In the records below, find each line containing the word "JSON" and copy it.

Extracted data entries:
********

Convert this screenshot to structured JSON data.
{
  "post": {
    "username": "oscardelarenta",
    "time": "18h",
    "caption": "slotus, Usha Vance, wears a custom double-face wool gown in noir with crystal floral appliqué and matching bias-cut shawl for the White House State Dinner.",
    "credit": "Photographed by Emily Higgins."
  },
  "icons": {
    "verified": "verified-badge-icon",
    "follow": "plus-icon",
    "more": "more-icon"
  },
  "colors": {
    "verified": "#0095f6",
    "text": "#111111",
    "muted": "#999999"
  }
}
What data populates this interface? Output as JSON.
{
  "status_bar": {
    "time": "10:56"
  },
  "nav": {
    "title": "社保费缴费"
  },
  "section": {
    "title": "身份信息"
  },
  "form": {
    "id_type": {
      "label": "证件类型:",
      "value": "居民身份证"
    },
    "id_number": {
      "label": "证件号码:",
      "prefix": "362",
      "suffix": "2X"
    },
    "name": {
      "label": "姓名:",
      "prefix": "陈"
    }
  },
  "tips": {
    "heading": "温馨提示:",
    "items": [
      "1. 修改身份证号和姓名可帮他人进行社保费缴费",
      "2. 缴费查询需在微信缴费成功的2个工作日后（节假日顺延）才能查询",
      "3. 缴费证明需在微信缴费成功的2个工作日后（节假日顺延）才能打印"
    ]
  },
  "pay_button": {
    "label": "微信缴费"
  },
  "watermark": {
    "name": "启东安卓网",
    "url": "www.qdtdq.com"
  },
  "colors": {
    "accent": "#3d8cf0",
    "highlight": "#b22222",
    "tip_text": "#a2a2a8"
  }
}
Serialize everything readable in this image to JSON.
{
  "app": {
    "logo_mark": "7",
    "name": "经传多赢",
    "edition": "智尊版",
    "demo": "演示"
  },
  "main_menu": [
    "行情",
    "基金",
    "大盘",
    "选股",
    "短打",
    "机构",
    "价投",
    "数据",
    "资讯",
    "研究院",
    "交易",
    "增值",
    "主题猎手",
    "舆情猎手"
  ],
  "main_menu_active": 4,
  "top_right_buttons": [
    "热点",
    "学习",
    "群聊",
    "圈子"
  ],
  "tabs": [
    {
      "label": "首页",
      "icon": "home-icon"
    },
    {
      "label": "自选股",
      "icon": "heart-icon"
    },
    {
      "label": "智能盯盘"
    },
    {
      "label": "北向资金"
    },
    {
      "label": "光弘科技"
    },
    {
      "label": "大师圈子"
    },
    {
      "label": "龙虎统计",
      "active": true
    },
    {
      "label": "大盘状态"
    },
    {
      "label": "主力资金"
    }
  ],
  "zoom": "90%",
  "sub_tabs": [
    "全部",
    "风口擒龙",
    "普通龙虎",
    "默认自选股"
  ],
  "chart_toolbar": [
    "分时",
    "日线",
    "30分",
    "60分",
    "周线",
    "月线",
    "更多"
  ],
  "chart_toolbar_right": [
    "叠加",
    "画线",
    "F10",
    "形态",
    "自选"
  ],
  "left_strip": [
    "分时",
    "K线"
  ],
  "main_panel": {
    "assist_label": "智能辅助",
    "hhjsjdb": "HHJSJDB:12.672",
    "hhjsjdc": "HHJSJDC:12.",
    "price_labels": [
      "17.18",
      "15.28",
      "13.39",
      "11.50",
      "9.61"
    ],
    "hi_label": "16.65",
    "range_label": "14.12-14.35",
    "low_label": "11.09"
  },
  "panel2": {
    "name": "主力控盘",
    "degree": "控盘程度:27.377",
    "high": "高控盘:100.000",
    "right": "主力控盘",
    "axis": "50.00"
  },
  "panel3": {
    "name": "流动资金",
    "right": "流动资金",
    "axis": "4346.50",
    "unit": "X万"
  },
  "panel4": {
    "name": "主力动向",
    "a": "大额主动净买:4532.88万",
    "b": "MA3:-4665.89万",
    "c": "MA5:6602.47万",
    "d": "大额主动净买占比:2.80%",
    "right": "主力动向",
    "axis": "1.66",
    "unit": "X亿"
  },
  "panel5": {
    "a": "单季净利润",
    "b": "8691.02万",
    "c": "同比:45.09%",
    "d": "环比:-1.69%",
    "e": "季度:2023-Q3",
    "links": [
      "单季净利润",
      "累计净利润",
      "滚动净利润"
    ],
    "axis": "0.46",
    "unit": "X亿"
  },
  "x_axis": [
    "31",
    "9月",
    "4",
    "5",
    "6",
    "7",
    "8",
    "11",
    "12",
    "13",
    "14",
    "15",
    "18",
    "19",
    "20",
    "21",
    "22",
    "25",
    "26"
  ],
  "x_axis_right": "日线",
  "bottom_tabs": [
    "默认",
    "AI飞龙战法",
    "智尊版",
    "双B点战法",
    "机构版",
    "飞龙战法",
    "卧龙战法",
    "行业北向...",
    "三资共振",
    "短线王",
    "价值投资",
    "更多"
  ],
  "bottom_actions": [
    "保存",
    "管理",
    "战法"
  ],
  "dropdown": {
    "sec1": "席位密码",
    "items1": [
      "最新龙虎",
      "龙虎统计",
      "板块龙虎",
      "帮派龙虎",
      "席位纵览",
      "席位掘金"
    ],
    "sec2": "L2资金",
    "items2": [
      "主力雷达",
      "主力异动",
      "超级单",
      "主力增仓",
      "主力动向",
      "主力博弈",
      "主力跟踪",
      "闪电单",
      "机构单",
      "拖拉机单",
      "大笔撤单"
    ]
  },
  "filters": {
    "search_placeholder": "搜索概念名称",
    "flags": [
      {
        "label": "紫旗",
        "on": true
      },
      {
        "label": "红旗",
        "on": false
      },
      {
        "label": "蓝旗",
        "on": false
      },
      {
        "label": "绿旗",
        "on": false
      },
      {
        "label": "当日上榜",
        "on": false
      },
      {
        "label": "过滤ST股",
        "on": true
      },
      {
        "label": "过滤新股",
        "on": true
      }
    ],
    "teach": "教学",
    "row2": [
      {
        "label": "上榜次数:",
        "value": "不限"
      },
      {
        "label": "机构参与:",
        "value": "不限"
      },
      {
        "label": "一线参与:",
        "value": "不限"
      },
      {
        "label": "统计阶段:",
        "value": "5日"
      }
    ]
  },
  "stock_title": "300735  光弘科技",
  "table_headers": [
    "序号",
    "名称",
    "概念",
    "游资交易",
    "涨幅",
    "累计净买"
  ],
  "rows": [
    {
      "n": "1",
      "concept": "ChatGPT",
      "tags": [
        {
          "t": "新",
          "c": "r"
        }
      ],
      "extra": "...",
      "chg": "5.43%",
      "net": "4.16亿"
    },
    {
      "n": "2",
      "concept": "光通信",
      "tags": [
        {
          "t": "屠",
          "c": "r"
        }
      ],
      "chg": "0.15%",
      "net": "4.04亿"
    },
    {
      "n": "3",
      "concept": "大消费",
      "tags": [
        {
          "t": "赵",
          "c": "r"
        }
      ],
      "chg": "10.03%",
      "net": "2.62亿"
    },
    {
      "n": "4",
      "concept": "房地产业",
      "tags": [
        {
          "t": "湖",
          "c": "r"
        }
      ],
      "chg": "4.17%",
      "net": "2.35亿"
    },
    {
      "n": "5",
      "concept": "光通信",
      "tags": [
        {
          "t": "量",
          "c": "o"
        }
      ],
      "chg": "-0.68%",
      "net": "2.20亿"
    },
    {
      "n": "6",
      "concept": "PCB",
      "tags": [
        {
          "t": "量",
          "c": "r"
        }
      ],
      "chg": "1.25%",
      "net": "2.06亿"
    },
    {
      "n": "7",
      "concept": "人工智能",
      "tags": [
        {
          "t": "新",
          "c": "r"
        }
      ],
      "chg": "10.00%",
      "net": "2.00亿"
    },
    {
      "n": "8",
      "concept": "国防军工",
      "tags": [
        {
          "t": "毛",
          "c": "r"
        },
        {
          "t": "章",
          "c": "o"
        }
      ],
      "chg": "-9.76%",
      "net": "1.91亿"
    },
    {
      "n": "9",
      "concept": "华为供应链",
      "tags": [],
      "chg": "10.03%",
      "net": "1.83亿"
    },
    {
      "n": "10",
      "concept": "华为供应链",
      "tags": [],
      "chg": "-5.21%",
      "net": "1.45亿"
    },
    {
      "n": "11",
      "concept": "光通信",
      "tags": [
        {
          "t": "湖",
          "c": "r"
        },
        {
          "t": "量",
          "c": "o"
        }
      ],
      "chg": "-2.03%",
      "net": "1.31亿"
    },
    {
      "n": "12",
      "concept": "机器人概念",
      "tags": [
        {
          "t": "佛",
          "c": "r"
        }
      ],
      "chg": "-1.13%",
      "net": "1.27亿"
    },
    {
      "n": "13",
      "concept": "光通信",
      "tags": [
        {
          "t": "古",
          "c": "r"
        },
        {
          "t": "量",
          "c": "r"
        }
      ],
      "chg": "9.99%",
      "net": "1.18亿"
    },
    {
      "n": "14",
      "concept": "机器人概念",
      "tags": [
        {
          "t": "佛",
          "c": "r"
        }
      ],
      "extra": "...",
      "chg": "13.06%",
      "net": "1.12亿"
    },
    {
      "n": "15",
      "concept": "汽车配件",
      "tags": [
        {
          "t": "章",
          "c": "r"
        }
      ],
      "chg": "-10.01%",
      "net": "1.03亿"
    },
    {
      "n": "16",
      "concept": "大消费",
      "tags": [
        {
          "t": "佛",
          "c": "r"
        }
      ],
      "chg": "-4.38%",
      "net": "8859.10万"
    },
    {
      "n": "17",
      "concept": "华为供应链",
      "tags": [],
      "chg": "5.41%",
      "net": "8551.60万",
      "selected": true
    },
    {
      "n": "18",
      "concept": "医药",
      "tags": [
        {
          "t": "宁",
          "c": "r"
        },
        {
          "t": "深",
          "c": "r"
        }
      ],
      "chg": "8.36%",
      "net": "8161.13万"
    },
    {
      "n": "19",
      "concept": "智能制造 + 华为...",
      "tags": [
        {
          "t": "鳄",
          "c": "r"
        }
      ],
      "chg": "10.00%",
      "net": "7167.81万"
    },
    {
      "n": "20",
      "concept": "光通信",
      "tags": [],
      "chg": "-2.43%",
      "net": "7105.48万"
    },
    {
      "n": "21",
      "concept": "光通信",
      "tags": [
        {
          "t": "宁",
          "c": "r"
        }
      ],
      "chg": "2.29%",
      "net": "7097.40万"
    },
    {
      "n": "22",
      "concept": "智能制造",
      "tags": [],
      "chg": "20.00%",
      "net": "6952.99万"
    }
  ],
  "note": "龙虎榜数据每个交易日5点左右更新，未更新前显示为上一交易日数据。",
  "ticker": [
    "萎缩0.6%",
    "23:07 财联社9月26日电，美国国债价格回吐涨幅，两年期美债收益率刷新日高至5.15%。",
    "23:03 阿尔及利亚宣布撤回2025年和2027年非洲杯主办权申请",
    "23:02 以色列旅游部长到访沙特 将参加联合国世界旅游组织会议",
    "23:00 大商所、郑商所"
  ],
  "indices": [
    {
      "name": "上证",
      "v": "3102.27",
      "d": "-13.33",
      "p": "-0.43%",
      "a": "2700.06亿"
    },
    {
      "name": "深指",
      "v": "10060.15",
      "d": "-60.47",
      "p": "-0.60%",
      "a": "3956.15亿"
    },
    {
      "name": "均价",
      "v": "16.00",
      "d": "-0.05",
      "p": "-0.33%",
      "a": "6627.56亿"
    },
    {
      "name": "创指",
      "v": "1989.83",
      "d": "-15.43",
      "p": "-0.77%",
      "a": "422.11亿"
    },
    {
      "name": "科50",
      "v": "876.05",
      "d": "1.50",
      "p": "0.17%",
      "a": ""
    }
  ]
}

********

## [EXERCISE ANSWER]
Convert this screenshot to structured JSON data.
What data populates this interface? Output as JSON.
Serialize everything readable in this image to JSON.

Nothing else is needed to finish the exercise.